| TASK PROMPT |
Exactly reproduce all the records, keeping pictures out of the copy.

| DATASET EXTRACT |
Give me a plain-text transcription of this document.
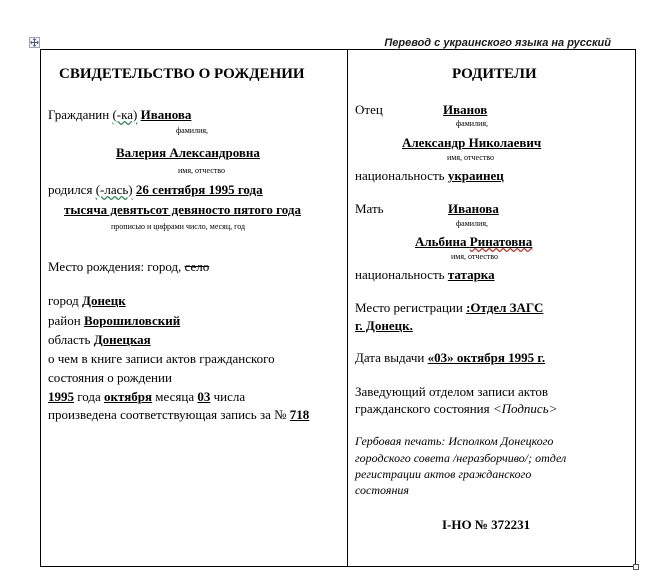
Перевод с украинского языка на русский
СВИДЕТЕЛЬСТВО О РОЖДЕНИИ
Гражданин (-ка) Иванова
фамилия,
Валерия Александровна
имя, отчество
родился (-лась) 26 сентября 1995 года
тысяча девятьсот девяносто пятого года
прописью и цифрами число, месяц, год
Место рождения: город, село
город Донецк
район Ворошиловский
область Донецкая
о чем в книге записи актов гражданского
состояния о рождении
1995 года октября месяца 03 числа
произведена соответствующая запись за № 718
РОДИТЕЛИ
Отец	Иванов
фамилия,
Александр Николаевич
имя, отчество
национальность украинец
Мать	Иванова
фамилия,
Альбина Ринатовна
имя, отчество
национальность татарка
Место регистрации :Отдел ЗАГС
г. Донецк.
Дата выдачи «03» октября 1995 г.
Заведующий отделом записи актов
гражданского состояния <Подпись>
Гербовая печать: Исполком Донецкого
городского совета /неразборчиво/; отдел
регистрации актов гражданского
состояния
I-НО № 372231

| SOLUTION FOR THIS PROBLEM |
Give me a plain-text transcription of this document.
Перевод с украинского языка на русский
СВИДЕТЕЛЬСТВО О РОЖДЕНИИ
Гражданин (-ка) Иванова
фамилия,
Валерия Александровна
имя, отчество
родился (-лась) 26 сентября 1995 года
тысяча девятьсот девяносто пятого года
прописью и цифрами число, месяц, год
Место рождения: город, село
город Донецк
район Ворошиловский
область Донецкая
о чем в книге записи актов гражданского
состояния о рождении
1995 года октября месяца 03 числа
произведена соответствующая запись за № 718
РОДИТЕЛИ
Отец	Иванов
фамилия,
Александр Николаевич
имя, отчество
национальность украинец
Мать	Иванова
фамилия,
Альбина Ринатовна
имя, отчество
национальность татарка
Место регистрации :Отдел ЗАГС
г. Донецк.
Дата выдачи «03» октября 1995 г.
Заведующий отделом записи актов
гражданского состояния <Подпись>
Гербовая печать: Исполком Донецкого
городского совета /неразборчиво/; отдел
регистрации актов гражданского
состояния
I-НО № 372231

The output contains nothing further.